◆ Estratto scelto
A volte il mare non basta. Il mare non basta per seppellire il dolore, il buio, le lacrime. Le lacrime diventano parte di quel mare, gocce a cui affidarsi per essere più vicini ai corpi sepolti chissà dove, lasciati morire chissà perché. Non è solo negligenza, ma qualcosa di molto più grave, molto più profondo: l'indifferenza. L'indifferenza che, al giorno d'oggi, regna sovrana. L'indifferenza che toglie esistenza a chi, invece, vorrebbe continuare ad esistere, affermare la propria presenza anche davanti a chi, quell'appello, fa finta di non sentirlo. Forse, è uno dei mali del secolo, un male subdolo che viene spacciato per bene. Migliaia di volte si sente dire che il miglior antidoto contro la cattiveria sia l'indifferenza.
Ma, l'indifferenza rende ciechi, sordi, e a lungo andare anche muti. Perché non è reprimendo, o facendo finta di non vedere, che si combatte il problema. Il problema resta lì, aspetta senza fretta. Più viene represso, più si alimenta, cresce, fino ad incombere sulla testa, fino a diventare una nuvola nera che ti porta a vedere la pioggia lì dove c'è soltanto il sole. E, quel sole rischia di non splendere più, quella luce rischia di essere sempre meno calda, meno accogliente, meno presente. Allora, non resta che svegliarsi, e farlo anche il più in fretta possibile. Non resta che armarsi di carta e penna, e spuntare tutte quelle presenze rimaste assenti per tanto tempo.

◆ Da svolgere
1. Rispondi in base al brano sull'indifferenza:
(a) Che cosa si sente dire migliaia di volte che sia il miglior antidoto contro la cattiveria?
(b) Secondo il brano, come rende le persone l'indifferenza?
(c) Di che cosa non resta che armarsi?
2. Trascrivi senza alcuna modifica le righe dell'elenco che segue, dalla prima fino a quella che contiene "price-row: 82% off 999 ₹176 [715,118,895,144]", entrambe comprese.

◆ Elenco voci

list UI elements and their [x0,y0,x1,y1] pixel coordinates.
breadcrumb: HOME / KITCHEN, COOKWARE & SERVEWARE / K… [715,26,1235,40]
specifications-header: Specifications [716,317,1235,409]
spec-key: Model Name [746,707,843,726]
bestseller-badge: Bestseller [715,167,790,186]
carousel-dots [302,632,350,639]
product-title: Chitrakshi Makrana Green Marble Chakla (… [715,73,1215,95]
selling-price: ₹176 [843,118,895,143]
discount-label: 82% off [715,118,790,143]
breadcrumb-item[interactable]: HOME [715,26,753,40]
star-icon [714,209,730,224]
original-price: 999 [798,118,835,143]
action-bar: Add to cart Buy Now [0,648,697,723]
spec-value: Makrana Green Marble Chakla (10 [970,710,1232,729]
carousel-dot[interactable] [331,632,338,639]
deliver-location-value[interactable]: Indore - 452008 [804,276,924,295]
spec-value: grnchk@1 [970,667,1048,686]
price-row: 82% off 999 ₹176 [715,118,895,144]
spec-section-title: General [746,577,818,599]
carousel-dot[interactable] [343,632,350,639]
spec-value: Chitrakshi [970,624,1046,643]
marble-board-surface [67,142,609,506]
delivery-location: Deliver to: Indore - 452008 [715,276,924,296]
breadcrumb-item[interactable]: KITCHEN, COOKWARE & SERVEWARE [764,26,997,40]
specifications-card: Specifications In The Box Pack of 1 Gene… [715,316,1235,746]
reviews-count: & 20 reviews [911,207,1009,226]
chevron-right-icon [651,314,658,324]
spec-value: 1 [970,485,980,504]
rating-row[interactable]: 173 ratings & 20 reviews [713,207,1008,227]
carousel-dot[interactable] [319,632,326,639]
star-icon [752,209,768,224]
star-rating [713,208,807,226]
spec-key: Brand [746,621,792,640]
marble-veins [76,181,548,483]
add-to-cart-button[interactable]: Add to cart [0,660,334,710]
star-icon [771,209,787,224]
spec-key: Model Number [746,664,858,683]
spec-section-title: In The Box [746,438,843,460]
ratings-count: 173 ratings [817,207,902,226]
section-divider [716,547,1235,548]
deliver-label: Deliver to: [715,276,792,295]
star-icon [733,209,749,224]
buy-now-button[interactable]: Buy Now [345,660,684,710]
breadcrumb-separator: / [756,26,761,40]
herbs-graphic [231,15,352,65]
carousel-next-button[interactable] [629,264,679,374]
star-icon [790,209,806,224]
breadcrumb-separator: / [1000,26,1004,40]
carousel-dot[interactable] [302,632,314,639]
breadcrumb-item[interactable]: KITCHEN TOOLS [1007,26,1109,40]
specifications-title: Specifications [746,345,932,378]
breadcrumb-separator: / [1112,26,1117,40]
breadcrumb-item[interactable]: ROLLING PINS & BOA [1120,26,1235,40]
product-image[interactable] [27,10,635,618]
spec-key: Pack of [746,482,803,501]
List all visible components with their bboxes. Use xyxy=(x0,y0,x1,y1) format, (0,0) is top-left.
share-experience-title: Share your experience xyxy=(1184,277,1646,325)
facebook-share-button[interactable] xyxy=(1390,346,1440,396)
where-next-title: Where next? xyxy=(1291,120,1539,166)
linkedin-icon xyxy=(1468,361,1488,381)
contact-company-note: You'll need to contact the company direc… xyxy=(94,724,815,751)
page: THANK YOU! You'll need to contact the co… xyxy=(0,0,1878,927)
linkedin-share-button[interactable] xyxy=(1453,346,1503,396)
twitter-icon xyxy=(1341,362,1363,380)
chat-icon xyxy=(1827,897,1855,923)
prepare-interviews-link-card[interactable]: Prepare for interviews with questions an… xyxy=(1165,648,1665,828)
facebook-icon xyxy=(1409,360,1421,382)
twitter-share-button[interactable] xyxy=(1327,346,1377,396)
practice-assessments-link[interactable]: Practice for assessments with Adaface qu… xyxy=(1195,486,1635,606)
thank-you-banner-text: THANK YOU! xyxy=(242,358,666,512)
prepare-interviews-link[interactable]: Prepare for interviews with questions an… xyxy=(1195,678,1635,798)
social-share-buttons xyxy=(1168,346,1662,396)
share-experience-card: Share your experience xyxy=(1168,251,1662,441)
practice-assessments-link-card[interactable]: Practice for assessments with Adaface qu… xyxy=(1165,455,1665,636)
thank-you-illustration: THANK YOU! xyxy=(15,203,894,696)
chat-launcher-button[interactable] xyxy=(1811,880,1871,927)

◆ Risposte in ordine
1.
(a) Si sente dire che il miglior antidoto contro la cattiveria sia l'indifferenza.
(b) L'indifferenza rende ciechi, sordi e, a lungo andare, anche muti.
(c) Non resta che armarsi di carta e penna.

2.
list UI elements and their [x0,y0,x1,y1] pixel coordinates.
breadcrumb: HOME / KITCHEN, COOKWARE & SERVEWARE / K… [715,26,1235,40]
specifications-header: Specifications [716,317,1235,409]
spec-key: Model Name [746,707,843,726]
bestseller-badge: Bestseller [715,167,790,186]
carousel-dots [302,632,350,639]
product-title: Chitrakshi Makrana Green Marble Chakla (… [715,73,1215,95]
selling-price: ₹176 [843,118,895,143]
discount-label: 82% off [715,118,790,143]
breadcrumb-item[interactable]: HOME [715,26,753,40]
star-icon [714,209,730,224]
original-price: 999 [798,118,835,143]
action-bar: Add to cart Buy Now [0,648,697,723]
spec-value: Makrana Green Marble Chakla (10 [970,710,1232,729]
carousel-dot[interactable] [331,632,338,639]
deliver-location-value[interactable]: Indore - 452008 [804,276,924,295]
spec-value: grnchk@1 [970,667,1048,686]
price-row: 82% off 999 ₹176 [715,118,895,144]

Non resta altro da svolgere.